>>>
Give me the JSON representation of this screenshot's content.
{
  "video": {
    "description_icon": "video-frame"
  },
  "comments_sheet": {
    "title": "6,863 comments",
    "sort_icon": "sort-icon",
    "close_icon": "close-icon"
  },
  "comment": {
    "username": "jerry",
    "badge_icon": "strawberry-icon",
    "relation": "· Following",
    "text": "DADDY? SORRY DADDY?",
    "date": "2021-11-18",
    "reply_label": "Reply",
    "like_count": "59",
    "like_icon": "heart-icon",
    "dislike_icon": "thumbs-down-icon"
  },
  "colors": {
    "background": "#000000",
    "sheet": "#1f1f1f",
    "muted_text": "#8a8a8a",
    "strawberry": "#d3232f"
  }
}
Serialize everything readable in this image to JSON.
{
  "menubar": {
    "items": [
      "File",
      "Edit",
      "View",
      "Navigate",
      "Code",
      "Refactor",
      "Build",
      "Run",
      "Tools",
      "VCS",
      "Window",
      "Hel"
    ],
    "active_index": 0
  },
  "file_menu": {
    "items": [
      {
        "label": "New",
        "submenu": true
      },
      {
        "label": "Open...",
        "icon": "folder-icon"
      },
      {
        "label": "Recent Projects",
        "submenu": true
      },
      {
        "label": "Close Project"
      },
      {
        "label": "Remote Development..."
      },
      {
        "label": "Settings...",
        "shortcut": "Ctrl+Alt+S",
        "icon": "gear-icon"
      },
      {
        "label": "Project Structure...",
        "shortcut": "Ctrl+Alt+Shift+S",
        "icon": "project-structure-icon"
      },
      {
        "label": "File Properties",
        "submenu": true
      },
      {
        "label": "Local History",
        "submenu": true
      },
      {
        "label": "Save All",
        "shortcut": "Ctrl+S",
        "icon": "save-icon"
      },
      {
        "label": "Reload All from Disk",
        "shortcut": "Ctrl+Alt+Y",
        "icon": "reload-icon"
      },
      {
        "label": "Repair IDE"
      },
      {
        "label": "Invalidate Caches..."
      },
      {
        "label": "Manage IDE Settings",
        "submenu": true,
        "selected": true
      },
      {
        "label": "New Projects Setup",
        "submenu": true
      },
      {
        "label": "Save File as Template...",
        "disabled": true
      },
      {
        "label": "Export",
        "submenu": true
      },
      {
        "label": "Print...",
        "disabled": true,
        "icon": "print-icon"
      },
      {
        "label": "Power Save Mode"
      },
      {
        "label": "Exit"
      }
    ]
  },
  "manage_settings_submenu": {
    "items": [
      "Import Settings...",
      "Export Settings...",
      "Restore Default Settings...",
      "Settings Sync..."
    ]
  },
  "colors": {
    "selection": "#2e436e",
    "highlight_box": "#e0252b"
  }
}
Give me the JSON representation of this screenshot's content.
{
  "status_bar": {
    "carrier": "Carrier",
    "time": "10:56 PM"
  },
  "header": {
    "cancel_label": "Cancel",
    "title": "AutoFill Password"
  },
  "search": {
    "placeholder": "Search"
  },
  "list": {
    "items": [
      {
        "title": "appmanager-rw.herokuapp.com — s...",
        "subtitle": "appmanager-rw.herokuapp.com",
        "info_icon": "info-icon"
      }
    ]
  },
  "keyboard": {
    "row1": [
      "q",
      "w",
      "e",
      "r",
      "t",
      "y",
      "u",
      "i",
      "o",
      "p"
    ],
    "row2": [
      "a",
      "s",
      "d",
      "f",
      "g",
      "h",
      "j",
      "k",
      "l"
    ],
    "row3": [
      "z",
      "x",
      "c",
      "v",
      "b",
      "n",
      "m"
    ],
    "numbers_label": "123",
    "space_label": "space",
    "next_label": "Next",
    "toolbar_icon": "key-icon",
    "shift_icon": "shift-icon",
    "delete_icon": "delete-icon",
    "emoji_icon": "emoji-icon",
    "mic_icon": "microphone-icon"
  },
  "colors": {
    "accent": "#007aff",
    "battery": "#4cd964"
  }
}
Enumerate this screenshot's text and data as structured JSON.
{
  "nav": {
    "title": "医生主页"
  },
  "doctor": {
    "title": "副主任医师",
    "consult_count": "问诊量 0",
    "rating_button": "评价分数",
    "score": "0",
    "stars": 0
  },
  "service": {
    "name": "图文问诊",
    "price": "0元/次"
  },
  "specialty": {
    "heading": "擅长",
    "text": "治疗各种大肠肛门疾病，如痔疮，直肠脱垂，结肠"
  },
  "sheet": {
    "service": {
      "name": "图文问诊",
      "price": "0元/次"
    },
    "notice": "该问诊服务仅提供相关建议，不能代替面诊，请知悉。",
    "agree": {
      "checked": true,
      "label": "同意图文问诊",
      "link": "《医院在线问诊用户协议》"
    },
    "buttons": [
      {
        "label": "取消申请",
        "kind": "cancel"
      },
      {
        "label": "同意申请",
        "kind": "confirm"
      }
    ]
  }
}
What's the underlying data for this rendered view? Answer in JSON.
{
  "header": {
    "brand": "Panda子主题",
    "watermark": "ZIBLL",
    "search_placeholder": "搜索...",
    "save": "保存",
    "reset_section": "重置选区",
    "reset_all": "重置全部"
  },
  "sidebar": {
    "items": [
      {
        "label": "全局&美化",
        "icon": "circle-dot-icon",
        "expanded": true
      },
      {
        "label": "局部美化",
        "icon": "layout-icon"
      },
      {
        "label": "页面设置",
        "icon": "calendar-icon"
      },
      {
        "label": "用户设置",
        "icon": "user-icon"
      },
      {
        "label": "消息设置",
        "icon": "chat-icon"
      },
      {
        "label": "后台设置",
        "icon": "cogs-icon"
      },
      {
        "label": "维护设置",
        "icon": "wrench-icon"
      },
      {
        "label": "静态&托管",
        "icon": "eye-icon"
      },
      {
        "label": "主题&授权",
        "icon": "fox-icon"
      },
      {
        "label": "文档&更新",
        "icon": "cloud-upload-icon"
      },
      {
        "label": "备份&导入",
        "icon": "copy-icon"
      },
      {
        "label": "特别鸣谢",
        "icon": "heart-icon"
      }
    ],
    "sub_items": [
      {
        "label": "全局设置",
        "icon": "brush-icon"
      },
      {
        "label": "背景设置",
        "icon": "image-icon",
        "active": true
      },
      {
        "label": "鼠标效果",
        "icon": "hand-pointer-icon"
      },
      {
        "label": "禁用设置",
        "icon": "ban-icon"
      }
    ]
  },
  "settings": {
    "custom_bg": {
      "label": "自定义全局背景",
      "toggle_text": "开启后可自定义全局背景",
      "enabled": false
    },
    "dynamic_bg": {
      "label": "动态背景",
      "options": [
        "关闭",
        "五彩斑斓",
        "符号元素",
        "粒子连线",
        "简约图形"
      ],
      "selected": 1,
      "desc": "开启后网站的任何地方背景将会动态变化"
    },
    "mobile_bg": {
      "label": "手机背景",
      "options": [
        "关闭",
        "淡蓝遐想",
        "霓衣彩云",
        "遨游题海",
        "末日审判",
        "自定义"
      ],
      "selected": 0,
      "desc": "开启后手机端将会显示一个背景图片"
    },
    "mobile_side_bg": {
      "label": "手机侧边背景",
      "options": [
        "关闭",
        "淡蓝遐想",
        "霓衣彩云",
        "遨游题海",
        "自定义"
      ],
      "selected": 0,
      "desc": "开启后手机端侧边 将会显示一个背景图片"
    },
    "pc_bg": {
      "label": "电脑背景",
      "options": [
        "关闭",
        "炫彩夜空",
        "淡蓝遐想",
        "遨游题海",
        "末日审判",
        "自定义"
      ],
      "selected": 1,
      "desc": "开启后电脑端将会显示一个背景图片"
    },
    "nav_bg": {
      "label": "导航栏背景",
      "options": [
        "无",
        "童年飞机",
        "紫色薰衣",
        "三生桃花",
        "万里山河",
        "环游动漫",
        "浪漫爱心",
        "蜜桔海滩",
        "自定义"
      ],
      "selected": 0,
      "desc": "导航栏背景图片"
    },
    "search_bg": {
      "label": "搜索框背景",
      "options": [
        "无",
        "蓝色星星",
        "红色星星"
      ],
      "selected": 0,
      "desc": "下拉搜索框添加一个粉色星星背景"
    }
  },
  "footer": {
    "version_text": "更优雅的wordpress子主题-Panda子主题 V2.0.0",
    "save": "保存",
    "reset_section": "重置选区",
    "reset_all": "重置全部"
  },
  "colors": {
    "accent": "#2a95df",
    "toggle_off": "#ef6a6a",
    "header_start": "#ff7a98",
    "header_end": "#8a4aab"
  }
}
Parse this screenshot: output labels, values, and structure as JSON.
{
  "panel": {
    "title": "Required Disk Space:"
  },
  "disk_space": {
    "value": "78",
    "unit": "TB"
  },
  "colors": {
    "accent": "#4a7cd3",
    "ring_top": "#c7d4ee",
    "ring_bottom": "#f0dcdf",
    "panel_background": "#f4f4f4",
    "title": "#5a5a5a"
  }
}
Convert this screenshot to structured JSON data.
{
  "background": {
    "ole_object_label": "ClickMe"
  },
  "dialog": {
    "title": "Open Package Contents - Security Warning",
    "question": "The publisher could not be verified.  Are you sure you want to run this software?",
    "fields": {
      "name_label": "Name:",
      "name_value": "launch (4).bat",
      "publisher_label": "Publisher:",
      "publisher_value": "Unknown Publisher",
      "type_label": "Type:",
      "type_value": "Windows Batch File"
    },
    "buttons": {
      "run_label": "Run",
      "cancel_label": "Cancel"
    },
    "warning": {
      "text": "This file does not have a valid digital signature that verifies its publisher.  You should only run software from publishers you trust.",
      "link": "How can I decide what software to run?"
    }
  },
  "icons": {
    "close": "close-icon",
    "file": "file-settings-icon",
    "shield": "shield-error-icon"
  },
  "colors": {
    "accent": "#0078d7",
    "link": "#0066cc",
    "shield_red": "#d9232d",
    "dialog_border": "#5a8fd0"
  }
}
<<<
Filter the data, keeping only the lines that contain "Open".

        "label": "Open...",
    "title": "Open Package Contents - Security Warning",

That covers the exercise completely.